Check every line of the entries for "sách", and copy the lines that hold it.

## begin Excerpted records

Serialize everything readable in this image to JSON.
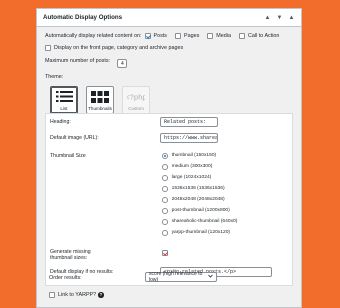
{
  "panel": {
    "title": "Automatic Display Options",
    "buttons": [
      "▲",
      "▼",
      "▲"
    ]
  },
  "auto_display": {
    "label": "Automatically display related content on:",
    "options": [
      {
        "label": "Posts",
        "checked": true
      },
      {
        "label": "Pages",
        "checked": false
      },
      {
        "label": "Media",
        "checked": false
      },
      {
        "label": "Call to Action",
        "checked": false
      }
    ]
  },
  "front_page": {
    "label": "Display on the front page, category and archive pages",
    "checked": false
  },
  "max_posts": {
    "label": "Maximum number of posts:",
    "value": "4"
  },
  "theme": {
    "label": "Theme:",
    "options": [
      {
        "label": "List",
        "selected": true
      },
      {
        "label": "Thumbnails",
        "selected": false
      },
      {
        "label": "Custom",
        "selected": false
      }
    ]
  },
  "heading": {
    "label": "Heading:",
    "value": "Related posts:"
  },
  "default_image": {
    "label": "Default image (URL):",
    "value": "https://www.shareab"
  },
  "thumbnail_size": {
    "label": "Thumbnail Size",
    "options": [
      {
        "label": "thumbnail (150x150)",
        "checked": true
      },
      {
        "label": "medium (300x300)",
        "checked": false
      },
      {
        "label": "large (1024x1024)",
        "checked": false
      },
      {
        "label": "1536x1536 (1536x1536)",
        "checked": false
      },
      {
        "label": "2048x2048 (2048x2048)",
        "checked": false
      },
      {
        "label": "post-thumbnail (1200x800)",
        "checked": false
      },
      {
        "label": "shareaholic-thumbnail (640x0)",
        "checked": false
      },
      {
        "label": "yarpp-thumbnail (120x120)",
        "checked": false
      }
    ]
  },
  "generate_thumbnails": {
    "label": "Generate missing thumbnail sizes:",
    "checked": true
  },
  "no_results": {
    "label": "Default display if no results:",
    "value": "<p>No related posts.</p>"
  },
  "order": {
    "label": "Order results:",
    "value": "score (high relevance to low)"
  },
  "link_yarpp": {
    "label": "Link to YARPP?",
    "checked": false,
    "help": "?"
  },
  "colors": {
    "accent": "#2271b1",
    "check_red": "#d63638",
    "background": "#f26d2b"
  }
}
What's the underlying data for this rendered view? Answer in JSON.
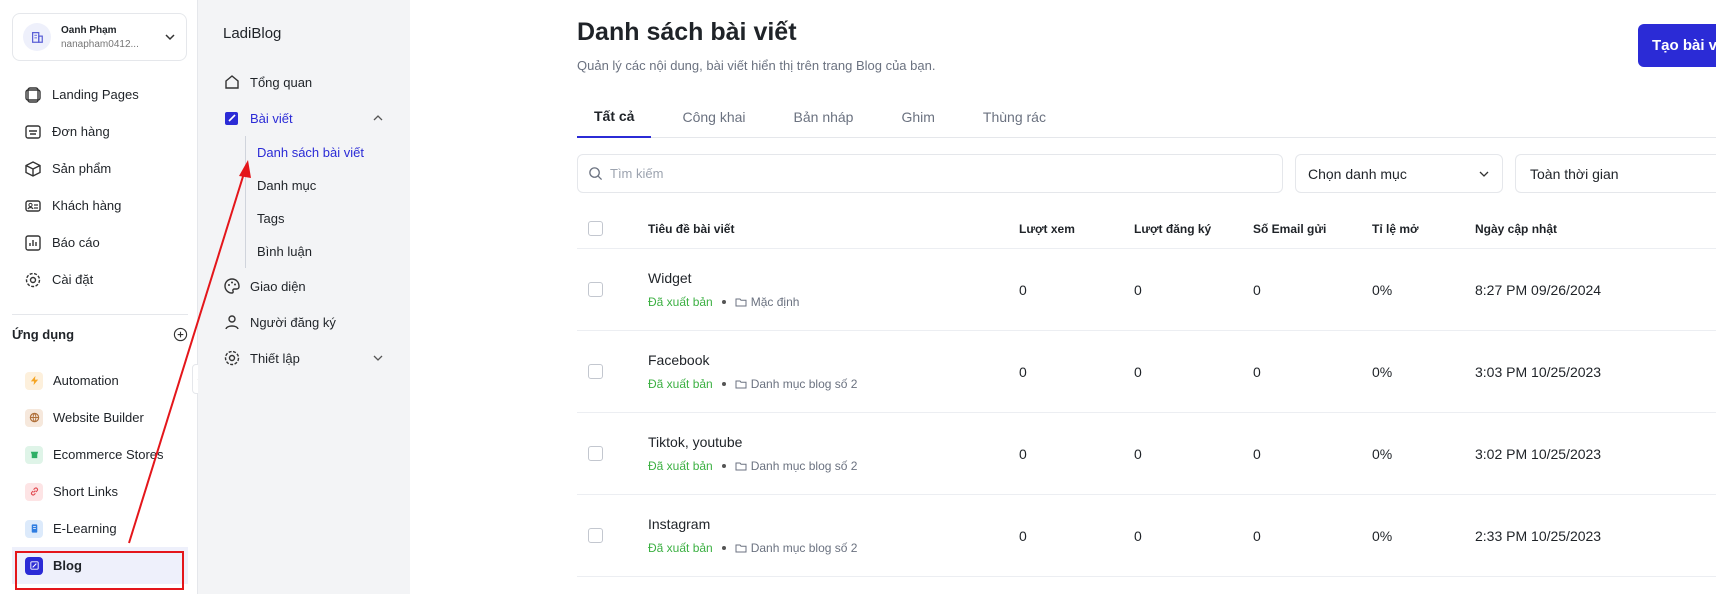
{
  "account": {
    "name": "Oanh Phạm",
    "email": "nanapham0412..."
  },
  "nav": [
    {
      "label": "Landing Pages",
      "icon": "landing-pages-icon"
    },
    {
      "label": "Đơn hàng",
      "icon": "orders-icon"
    },
    {
      "label": "Sản phẩm",
      "icon": "product-box-icon"
    },
    {
      "label": "Khách hàng",
      "icon": "customer-card-icon"
    },
    {
      "label": "Báo cáo",
      "icon": "report-chart-icon"
    },
    {
      "label": "Cài đặt",
      "icon": "gear-icon"
    }
  ],
  "apps_heading": "Ứng dụng",
  "apps": [
    {
      "label": "Automation",
      "icon": "lightning-icon",
      "color": "#f5a524"
    },
    {
      "label": "Website Builder",
      "icon": "globe-icon",
      "color": "#b0703a"
    },
    {
      "label": "Ecommerce Stores",
      "icon": "store-icon",
      "color": "#2fae66"
    },
    {
      "label": "Short Links",
      "icon": "link-icon",
      "color": "#e0484f"
    },
    {
      "label": "E-Learning",
      "icon": "book-icon",
      "color": "#2f7de1"
    },
    {
      "label": "Blog",
      "icon": "blog-edit-icon",
      "color": "#2b2bd6"
    }
  ],
  "sub": {
    "title": "LadiBlog",
    "overview": "Tổng quan",
    "posts": "Bài viết",
    "children": [
      "Danh sách bài viết",
      "Danh mục",
      "Tags",
      "Bình luận"
    ],
    "appearance": "Giao diện",
    "subscribers": "Người đăng ký",
    "settings": "Thiết lập"
  },
  "main": {
    "title": "Danh sách bài viết",
    "subtitle": "Quản lý các nội dung, bài viết hiển thị trên trang Blog của bạn.",
    "create_label": "Tạo bài v",
    "tabs": [
      "Tất cả",
      "Công khai",
      "Bản nháp",
      "Ghim",
      "Thùng rác"
    ],
    "search_placeholder": "Tìm kiếm",
    "category_select": "Chọn danh mục",
    "time_select": "Toàn thời gian"
  },
  "table": {
    "headers": [
      "Tiêu đề bài viết",
      "Lượt xem",
      "Lượt đăng ký",
      "Số Email gửi",
      "Tỉ lệ mở",
      "Ngày cập nhật"
    ],
    "rows": [
      {
        "title": "Widget",
        "status": "Đã xuất bản",
        "category": "Mặc định",
        "views": "0",
        "signups": "0",
        "emails": "0",
        "open_rate": "0%",
        "updated": "8:27 PM 09/26/2024"
      },
      {
        "title": "Facebook",
        "status": "Đã xuất bản",
        "category": "Danh mục blog số 2",
        "views": "0",
        "signups": "0",
        "emails": "0",
        "open_rate": "0%",
        "updated": "3:03 PM 10/25/2023"
      },
      {
        "title": "Tiktok, youtube",
        "status": "Đã xuất bản",
        "category": "Danh mục blog số 2",
        "views": "0",
        "signups": "0",
        "emails": "0",
        "open_rate": "0%",
        "updated": "3:02 PM 10/25/2023"
      },
      {
        "title": "Instagram",
        "status": "Đã xuất bản",
        "category": "Danh mục blog số 2",
        "views": "0",
        "signups": "0",
        "emails": "0",
        "open_rate": "0%",
        "updated": "2:33 PM 10/25/2023"
      }
    ]
  },
  "colors": {
    "accent": "#2b2bd6",
    "published": "#3cb043",
    "annotation": "#e4161b"
  }
}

## end Excerpted records

● Solved exercise:
      "Danh sách bài viết",
    "title": "Danh sách bài viết",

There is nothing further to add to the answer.